# Task:
Locate and copy each line in the data that contains the word "JSON".

# Material shown:
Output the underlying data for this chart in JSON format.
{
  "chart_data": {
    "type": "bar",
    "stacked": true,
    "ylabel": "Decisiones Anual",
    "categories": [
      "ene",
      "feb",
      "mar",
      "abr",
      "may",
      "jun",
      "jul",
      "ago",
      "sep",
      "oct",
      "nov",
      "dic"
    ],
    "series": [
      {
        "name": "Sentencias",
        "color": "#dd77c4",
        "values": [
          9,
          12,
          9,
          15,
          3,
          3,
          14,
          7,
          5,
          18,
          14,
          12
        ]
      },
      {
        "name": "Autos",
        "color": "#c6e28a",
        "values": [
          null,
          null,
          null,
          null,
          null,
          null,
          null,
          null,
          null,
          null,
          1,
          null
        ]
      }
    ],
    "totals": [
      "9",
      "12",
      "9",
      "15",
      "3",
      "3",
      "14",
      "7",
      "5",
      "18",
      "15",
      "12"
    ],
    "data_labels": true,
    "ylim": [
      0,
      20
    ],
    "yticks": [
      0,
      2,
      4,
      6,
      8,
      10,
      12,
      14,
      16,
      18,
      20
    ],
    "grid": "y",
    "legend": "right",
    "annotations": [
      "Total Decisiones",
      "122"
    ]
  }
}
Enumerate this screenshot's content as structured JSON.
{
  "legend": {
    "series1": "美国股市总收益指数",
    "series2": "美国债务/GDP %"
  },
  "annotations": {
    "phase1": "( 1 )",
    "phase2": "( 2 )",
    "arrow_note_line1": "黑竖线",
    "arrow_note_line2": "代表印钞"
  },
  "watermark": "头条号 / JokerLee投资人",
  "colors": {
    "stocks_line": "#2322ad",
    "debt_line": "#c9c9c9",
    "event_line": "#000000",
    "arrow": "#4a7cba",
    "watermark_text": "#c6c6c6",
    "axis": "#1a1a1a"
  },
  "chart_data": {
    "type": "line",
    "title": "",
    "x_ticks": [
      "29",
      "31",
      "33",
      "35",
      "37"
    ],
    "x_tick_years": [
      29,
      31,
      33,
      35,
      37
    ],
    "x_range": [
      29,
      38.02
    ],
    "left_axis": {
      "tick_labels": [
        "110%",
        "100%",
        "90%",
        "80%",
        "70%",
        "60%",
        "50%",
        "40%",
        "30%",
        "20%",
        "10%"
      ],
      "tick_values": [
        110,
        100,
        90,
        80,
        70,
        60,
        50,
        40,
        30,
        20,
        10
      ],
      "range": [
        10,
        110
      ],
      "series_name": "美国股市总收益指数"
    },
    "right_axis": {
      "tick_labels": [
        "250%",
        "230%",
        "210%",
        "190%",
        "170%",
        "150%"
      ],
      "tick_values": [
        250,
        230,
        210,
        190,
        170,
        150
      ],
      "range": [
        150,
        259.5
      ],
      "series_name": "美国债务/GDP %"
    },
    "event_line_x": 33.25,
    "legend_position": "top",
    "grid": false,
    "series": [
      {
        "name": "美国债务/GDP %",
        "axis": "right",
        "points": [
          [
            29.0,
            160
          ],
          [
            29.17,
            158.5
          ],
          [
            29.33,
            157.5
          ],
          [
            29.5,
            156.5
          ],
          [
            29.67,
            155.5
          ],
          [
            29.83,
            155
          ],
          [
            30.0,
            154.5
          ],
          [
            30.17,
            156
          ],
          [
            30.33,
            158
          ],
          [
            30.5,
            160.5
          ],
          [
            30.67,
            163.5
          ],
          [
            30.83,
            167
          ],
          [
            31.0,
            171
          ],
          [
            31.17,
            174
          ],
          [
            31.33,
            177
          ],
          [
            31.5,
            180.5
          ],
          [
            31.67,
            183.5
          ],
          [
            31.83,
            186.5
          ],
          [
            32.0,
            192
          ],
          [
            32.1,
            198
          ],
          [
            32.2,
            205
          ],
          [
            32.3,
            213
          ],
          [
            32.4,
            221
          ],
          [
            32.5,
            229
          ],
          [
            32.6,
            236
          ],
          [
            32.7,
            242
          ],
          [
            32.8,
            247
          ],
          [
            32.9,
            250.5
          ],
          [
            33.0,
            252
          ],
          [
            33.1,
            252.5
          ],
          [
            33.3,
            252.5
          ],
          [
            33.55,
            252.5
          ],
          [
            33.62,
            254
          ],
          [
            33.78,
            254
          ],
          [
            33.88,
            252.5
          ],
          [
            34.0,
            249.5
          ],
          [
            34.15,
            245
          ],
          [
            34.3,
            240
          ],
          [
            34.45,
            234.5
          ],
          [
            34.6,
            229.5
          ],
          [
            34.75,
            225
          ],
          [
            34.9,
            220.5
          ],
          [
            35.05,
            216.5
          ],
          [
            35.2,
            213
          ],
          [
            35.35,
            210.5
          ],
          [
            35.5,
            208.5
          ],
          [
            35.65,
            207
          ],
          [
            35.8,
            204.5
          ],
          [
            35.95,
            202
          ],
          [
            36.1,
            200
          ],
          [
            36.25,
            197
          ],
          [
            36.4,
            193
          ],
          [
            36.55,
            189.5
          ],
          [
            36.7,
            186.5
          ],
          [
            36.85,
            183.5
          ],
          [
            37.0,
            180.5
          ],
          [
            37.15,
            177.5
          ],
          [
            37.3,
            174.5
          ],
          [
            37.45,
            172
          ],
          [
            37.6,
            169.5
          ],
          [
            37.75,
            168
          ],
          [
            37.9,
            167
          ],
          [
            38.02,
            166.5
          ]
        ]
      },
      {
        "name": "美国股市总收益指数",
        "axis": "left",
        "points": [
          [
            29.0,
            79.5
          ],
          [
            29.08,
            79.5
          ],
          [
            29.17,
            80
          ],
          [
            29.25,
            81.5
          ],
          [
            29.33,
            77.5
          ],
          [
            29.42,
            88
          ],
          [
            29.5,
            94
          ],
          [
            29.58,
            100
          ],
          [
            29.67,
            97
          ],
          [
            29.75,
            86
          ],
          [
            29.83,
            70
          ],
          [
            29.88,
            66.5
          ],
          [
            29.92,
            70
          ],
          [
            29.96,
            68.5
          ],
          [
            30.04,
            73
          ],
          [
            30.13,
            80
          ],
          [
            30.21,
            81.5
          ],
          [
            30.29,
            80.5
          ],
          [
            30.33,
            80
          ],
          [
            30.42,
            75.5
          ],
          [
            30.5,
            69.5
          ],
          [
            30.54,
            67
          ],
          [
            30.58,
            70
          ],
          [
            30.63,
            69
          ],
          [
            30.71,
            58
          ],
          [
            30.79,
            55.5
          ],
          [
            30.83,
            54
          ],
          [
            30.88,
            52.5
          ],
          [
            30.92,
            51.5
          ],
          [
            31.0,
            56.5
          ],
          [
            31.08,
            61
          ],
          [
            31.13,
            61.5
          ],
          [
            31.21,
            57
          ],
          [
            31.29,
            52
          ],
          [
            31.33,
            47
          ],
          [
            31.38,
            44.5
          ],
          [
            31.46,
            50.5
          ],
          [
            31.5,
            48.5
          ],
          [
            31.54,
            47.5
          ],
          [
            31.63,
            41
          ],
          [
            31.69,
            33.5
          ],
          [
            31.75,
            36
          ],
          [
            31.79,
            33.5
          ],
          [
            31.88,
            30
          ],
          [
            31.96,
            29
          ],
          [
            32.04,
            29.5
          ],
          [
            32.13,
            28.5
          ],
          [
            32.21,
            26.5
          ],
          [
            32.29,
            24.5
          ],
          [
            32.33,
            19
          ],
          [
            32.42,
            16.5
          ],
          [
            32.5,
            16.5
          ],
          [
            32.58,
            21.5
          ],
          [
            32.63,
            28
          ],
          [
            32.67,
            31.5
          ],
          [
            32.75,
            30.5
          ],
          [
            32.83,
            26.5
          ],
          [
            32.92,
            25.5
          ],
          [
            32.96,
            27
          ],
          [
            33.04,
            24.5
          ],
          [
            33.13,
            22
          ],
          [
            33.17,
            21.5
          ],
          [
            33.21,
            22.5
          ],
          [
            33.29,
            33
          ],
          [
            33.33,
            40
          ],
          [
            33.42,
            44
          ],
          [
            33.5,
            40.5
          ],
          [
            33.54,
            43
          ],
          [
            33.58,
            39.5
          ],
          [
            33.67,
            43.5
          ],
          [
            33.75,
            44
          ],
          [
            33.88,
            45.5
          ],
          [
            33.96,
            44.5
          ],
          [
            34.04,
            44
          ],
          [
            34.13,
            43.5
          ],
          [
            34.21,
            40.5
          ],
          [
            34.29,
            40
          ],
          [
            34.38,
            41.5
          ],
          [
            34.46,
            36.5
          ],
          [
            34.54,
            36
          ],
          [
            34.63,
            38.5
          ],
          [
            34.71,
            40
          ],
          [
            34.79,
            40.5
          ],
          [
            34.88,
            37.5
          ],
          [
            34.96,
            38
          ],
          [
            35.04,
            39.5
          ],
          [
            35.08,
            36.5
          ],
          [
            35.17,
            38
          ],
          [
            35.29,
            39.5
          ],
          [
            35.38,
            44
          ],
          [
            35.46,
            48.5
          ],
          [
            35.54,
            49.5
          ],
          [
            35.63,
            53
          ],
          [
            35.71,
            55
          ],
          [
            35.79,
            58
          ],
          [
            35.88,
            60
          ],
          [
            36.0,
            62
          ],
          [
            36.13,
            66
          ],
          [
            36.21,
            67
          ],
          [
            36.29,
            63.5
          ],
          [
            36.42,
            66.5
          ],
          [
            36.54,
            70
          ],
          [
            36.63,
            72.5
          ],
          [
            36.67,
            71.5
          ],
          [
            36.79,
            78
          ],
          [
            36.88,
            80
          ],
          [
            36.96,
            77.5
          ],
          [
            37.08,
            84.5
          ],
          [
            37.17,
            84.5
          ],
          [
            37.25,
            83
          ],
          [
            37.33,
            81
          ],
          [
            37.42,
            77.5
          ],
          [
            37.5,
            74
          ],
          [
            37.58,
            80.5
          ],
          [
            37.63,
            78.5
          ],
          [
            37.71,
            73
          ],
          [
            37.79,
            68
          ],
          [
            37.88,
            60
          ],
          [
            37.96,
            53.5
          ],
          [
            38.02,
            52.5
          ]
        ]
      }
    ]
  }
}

# Result:
Output the underlying data for this chart in JSON format.
Enumerate this screenshot's content as structured JSON.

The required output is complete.